## START LISTED ENTRIES

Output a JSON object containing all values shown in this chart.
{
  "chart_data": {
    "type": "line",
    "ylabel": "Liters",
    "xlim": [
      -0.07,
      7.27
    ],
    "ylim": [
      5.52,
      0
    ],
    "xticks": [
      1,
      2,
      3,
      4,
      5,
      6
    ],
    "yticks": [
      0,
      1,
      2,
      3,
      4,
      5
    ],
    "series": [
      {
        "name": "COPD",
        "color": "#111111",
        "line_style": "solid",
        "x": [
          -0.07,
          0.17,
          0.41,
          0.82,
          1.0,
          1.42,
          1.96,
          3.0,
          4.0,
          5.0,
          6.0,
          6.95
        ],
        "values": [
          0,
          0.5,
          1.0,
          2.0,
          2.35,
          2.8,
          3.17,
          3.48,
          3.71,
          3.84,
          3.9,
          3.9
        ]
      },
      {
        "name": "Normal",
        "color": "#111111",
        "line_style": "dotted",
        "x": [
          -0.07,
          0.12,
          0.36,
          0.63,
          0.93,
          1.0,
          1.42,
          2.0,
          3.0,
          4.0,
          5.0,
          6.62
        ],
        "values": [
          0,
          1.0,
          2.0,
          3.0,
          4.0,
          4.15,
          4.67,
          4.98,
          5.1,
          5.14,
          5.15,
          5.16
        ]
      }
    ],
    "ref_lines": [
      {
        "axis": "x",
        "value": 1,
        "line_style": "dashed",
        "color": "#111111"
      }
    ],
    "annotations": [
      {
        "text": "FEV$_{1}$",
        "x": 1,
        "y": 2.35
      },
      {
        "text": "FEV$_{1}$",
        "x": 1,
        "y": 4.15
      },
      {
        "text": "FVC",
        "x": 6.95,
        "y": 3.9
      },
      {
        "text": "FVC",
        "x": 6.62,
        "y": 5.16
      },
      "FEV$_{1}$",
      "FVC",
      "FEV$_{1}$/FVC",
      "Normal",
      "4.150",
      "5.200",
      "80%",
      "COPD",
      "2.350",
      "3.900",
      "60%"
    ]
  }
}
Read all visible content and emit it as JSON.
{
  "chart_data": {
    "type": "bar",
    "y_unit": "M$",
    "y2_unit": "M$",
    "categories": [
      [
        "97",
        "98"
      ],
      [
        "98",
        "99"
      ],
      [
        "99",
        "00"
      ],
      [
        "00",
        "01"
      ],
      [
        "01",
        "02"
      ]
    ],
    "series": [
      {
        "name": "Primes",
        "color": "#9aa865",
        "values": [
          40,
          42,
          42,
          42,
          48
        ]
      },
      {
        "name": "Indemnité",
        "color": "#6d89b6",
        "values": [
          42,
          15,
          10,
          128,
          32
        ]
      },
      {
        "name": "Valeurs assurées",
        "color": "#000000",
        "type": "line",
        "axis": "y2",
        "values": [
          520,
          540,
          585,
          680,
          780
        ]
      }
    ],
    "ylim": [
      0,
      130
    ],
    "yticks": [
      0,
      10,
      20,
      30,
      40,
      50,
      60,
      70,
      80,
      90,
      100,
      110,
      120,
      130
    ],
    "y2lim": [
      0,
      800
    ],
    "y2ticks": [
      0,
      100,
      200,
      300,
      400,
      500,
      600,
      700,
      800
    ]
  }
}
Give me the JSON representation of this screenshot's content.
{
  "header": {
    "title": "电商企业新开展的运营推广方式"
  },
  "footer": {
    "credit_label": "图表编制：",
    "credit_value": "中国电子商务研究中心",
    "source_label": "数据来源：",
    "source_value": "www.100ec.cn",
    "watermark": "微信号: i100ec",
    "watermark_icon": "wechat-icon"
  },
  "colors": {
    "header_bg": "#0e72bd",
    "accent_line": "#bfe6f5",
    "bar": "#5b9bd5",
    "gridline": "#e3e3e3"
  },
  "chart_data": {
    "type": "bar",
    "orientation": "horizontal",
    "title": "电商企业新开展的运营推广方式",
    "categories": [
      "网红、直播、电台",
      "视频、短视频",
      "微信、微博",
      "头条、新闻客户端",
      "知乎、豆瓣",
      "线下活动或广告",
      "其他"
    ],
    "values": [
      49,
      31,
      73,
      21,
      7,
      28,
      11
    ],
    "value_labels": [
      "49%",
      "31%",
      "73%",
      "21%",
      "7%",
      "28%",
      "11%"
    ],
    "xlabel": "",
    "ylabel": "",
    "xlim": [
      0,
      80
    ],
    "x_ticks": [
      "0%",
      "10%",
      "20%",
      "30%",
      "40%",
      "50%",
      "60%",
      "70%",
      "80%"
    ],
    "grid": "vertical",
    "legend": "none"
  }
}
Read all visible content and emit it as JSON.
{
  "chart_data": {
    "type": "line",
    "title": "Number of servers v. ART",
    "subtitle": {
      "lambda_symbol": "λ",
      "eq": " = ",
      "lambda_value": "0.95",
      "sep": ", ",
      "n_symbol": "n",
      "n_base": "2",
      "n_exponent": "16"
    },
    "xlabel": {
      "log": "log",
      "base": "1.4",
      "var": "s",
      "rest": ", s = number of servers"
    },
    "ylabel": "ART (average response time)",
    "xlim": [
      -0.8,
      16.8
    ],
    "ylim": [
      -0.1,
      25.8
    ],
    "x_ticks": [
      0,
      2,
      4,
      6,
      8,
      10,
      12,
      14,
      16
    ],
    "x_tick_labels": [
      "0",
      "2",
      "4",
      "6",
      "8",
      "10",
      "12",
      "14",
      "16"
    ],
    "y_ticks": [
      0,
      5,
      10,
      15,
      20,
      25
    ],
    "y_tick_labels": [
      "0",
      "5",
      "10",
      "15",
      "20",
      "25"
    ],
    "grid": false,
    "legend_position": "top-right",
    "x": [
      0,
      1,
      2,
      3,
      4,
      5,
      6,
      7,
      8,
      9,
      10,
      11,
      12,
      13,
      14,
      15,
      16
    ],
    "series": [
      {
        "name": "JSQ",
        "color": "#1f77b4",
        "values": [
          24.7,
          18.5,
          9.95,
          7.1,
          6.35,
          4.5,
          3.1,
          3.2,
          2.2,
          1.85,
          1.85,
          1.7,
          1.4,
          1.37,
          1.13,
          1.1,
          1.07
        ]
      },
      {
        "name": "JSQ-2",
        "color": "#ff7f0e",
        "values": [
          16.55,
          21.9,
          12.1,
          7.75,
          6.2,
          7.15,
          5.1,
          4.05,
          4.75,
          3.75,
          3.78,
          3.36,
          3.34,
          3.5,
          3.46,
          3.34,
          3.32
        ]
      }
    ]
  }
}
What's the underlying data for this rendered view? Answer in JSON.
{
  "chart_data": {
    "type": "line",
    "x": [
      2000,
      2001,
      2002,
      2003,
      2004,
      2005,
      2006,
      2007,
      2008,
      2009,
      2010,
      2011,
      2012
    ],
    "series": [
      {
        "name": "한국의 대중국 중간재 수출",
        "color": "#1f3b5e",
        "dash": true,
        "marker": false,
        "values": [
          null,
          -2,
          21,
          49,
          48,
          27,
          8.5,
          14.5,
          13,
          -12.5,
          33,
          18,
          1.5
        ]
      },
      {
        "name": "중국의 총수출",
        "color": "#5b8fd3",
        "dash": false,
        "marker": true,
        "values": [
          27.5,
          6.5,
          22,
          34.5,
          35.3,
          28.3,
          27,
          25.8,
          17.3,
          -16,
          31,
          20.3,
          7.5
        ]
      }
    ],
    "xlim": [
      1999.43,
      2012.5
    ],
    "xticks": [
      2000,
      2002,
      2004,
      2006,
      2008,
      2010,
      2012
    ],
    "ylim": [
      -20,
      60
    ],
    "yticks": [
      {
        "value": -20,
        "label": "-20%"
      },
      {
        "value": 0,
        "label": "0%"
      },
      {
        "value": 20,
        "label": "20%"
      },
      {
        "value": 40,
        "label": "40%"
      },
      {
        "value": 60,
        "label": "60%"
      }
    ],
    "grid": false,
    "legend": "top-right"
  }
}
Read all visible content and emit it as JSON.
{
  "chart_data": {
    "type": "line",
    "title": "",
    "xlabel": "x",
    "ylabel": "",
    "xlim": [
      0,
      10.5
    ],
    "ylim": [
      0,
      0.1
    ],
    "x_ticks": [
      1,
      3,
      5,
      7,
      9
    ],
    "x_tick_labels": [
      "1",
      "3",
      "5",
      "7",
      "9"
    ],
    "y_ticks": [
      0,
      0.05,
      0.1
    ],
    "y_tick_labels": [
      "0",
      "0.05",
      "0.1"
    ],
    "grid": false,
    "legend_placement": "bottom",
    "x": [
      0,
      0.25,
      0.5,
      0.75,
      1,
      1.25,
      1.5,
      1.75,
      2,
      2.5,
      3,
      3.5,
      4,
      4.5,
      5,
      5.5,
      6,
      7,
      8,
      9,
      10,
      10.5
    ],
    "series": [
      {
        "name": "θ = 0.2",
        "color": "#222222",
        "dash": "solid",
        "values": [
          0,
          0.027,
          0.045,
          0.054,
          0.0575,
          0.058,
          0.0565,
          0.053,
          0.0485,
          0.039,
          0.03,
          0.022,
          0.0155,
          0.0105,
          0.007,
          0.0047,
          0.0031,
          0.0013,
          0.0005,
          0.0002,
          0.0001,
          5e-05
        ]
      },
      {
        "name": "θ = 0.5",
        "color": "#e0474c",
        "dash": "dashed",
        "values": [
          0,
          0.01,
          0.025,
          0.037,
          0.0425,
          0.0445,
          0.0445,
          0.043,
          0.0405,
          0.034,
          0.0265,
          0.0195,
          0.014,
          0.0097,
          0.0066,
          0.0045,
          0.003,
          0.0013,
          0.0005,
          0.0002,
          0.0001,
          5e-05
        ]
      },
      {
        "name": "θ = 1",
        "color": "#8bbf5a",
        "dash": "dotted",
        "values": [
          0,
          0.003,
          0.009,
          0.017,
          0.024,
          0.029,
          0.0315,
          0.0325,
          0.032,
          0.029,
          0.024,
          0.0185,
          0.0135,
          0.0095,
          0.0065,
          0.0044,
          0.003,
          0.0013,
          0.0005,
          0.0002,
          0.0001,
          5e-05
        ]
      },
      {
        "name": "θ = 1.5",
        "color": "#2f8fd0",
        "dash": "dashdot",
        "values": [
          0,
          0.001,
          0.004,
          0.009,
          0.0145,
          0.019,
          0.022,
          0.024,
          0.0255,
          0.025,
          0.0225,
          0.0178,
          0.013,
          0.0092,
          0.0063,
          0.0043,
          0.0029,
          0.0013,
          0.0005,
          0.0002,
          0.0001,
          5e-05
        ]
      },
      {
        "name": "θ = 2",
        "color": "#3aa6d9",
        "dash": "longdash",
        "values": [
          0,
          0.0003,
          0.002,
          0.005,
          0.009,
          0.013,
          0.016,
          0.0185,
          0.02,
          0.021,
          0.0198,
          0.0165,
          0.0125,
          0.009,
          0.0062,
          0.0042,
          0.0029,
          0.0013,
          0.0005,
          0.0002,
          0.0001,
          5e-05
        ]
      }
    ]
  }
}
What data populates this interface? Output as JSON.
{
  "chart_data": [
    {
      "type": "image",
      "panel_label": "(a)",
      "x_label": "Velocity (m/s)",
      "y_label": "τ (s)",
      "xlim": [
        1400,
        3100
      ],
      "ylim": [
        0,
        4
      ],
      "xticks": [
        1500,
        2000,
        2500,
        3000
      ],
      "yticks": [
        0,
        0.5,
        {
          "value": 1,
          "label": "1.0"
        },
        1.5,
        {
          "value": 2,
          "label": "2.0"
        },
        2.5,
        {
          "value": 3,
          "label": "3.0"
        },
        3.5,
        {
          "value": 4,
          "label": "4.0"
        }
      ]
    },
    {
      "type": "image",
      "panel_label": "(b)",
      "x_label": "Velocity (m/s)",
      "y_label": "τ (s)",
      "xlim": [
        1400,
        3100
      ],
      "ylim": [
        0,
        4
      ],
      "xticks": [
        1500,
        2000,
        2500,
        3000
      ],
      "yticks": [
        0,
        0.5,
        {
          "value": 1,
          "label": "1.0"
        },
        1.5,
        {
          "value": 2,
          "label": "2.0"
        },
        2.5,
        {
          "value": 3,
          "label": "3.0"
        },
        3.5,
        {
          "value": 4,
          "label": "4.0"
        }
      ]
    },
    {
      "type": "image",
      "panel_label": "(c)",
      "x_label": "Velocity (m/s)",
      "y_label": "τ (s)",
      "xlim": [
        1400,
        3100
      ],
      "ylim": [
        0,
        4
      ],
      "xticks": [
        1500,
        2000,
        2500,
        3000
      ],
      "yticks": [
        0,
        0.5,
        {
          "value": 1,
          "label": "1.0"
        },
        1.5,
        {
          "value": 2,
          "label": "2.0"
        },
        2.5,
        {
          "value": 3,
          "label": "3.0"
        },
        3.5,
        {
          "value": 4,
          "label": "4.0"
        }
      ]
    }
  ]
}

## END LISTED ENTRIES

- [AIM] Pick each line holding the word "电商企业新开展的运营推广方式" out of the listing.

- [FINAL RESULT]
    "title": "电商企业新开展的运营推广方式"
    "title": "电商企业新开展的运营推广方式",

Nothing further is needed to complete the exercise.